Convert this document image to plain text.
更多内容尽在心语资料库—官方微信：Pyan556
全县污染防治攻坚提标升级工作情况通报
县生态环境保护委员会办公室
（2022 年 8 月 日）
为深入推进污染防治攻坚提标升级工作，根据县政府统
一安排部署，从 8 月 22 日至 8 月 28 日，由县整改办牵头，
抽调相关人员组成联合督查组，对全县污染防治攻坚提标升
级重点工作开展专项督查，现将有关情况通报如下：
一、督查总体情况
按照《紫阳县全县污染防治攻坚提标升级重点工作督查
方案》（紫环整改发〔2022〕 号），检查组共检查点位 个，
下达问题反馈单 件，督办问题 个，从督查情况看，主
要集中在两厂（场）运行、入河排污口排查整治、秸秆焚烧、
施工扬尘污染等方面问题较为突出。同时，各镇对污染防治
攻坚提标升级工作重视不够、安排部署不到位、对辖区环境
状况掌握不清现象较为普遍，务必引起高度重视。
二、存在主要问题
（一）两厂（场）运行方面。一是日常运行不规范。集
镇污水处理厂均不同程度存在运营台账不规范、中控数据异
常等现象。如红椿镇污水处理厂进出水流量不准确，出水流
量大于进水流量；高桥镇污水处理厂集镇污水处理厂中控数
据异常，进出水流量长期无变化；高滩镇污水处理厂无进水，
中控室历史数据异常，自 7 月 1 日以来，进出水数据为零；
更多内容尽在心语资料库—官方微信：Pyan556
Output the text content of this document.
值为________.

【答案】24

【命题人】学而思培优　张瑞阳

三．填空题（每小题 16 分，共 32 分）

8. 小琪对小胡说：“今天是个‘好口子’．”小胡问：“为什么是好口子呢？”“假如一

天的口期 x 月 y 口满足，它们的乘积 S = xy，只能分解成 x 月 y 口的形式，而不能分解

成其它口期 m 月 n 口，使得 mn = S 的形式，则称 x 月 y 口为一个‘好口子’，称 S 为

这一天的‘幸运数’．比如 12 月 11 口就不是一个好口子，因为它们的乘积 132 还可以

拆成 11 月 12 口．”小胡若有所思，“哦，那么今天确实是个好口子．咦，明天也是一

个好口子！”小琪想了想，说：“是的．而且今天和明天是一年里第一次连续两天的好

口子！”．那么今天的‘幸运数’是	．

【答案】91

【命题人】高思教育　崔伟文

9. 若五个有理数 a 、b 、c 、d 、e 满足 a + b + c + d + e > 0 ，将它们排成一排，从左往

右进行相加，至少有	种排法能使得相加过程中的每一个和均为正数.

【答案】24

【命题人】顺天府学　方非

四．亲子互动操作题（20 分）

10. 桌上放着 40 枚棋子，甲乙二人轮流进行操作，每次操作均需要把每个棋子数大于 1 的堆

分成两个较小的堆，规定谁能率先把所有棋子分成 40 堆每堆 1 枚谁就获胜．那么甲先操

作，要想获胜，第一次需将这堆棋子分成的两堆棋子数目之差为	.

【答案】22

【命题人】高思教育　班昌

☆ ☆ ☆ ☆ ☆

[WHAT THE TASK ASKS] Out of the material above, select every line that holds the string "this".

[EXPECTED OUTPUT]
Convert this document image to plain text.
Output the text content of this document.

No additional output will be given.